What needs to be done — Starting with the line that contains "Convert this screenshot", return every line through the end of the listing below exactly as written. Omit the pictures.

Data listing —
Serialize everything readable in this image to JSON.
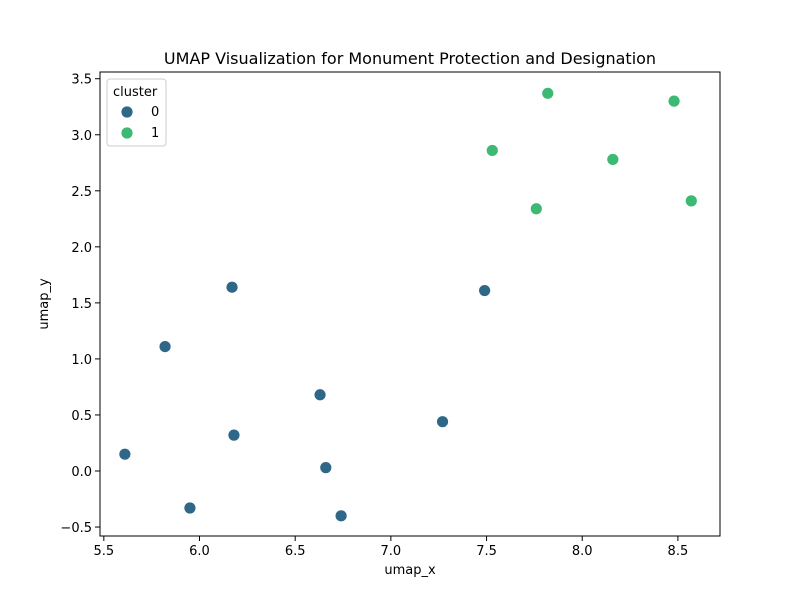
{
  "chart_data": {
    "type": "scatter",
    "title": "UMAP Visualization for Monument Protection and Designation",
    "xlabel": "umap_x",
    "ylabel": "umap_y",
    "xlim": [
      5.48,
      8.72
    ],
    "ylim": [
      -0.58,
      3.56
    ],
    "xticks": [
      5.5,
      6.0,
      6.5,
      7.0,
      7.5,
      8.0,
      8.5
    ],
    "xtick_labels": [
      "5.5",
      "6.0",
      "6.5",
      "7.0",
      "7.5",
      "8.0",
      "8.5"
    ],
    "yticks": [
      -0.5,
      0.0,
      0.5,
      1.0,
      1.5,
      2.0,
      2.5,
      3.0,
      3.5
    ],
    "ytick_labels": [
      "−0.5",
      "0.0",
      "0.5",
      "1.0",
      "1.5",
      "2.0",
      "2.5",
      "3.0",
      "3.5"
    ],
    "grid": false,
    "legend": {
      "title": "cluster",
      "placement": "top-left"
    },
    "series": [
      {
        "name": "0",
        "color": "#2e6788",
        "points": [
          {
            "x": 5.61,
            "y": 0.15
          },
          {
            "x": 5.82,
            "y": 1.11
          },
          {
            "x": 5.95,
            "y": -0.33
          },
          {
            "x": 6.17,
            "y": 1.64
          },
          {
            "x": 6.18,
            "y": 0.32
          },
          {
            "x": 6.63,
            "y": 0.68
          },
          {
            "x": 6.66,
            "y": 0.03
          },
          {
            "x": 6.74,
            "y": -0.4
          },
          {
            "x": 7.27,
            "y": 0.44
          },
          {
            "x": 7.49,
            "y": 1.61
          }
        ]
      },
      {
        "name": "1",
        "color": "#3cba74",
        "points": [
          {
            "x": 7.53,
            "y": 2.86
          },
          {
            "x": 7.76,
            "y": 2.34
          },
          {
            "x": 7.82,
            "y": 3.37
          },
          {
            "x": 8.16,
            "y": 2.78
          },
          {
            "x": 8.48,
            "y": 3.3
          },
          {
            "x": 8.57,
            "y": 2.41
          }
        ]
      }
    ]
  }
}
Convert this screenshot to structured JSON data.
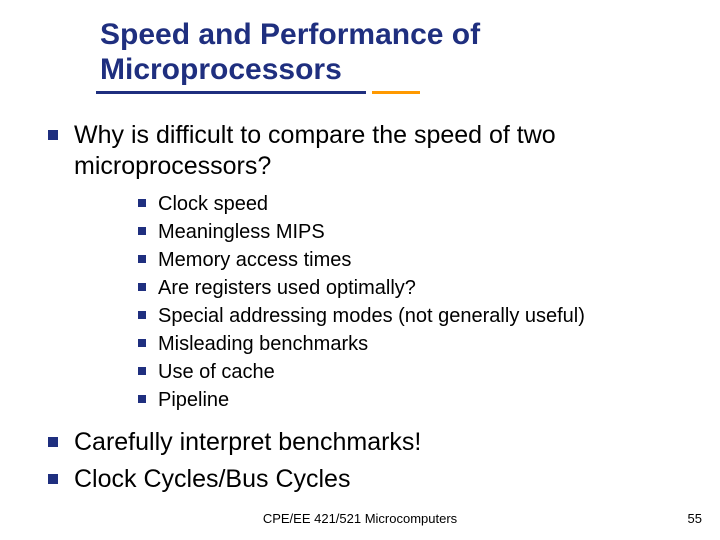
{
  "colors": {
    "title": "#1f2f7f",
    "accent_long": "#1f2f7f",
    "accent_short": "#ff9900",
    "bullet": "#1f2f7f",
    "text": "#000000",
    "background": "#ffffff"
  },
  "title": "Speed and Performance of Microprocessors",
  "level1": [
    "Why is difficult to compare the speed of two microprocessors?"
  ],
  "level2": [
    "Clock speed",
    "Meaningless MIPS",
    "Memory access times",
    "Are registers used optimally?",
    "Special addressing modes (not generally useful)",
    "Misleading benchmarks",
    "Use of cache",
    "Pipeline"
  ],
  "level1b": [
    "Carefully interpret benchmarks!",
    "Clock Cycles/Bus Cycles"
  ],
  "footer": "CPE/EE 421/521 Microcomputers",
  "page": "55"
}
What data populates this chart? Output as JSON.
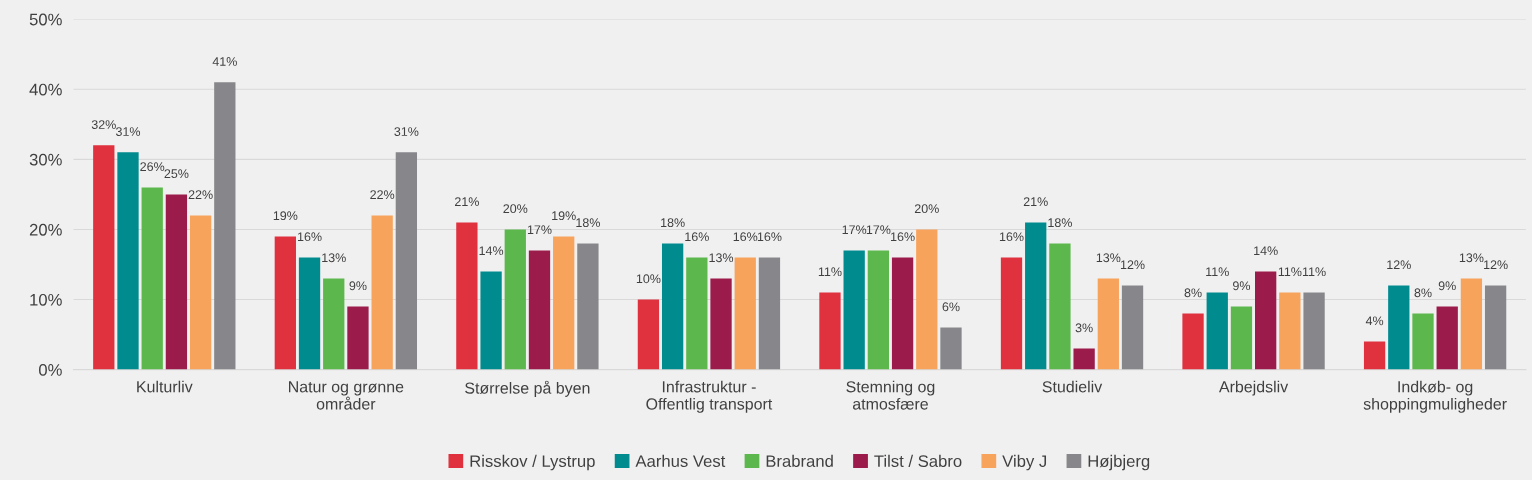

Problem solution —
Convert this screenshot to structured JSON data.
{
  "colors": {
    "title": "#1f2f7f",
    "accent_long": "#1f2f7f",
    "accent_short": "#ff9900",
    "bullet": "#1f2f7f",
    "text": "#000000",
    "background": "#ffffff"
  },
  "title": "Speed and Performance of Microprocessors",
  "level1": [
    "Why is difficult to compare the speed of two microprocessors?"
  ],
  "level2": [
    "Clock speed",
    "Meaningless MIPS",
    "Memory access times",
    "Are registers used optimally?",
    "Special addressing modes (not generally useful)",
    "Misleading benchmarks",
    "Use of cache",
    "Pipeline"
  ],
  "level1b": [
    "Carefully interpret benchmarks!",
    "Clock Cycles/Bus Cycles"
  ],
  "footer": "CPE/EE 421/521 Microcomputers",
  "page": "55"
}
What data populates this chart? Output as JSON.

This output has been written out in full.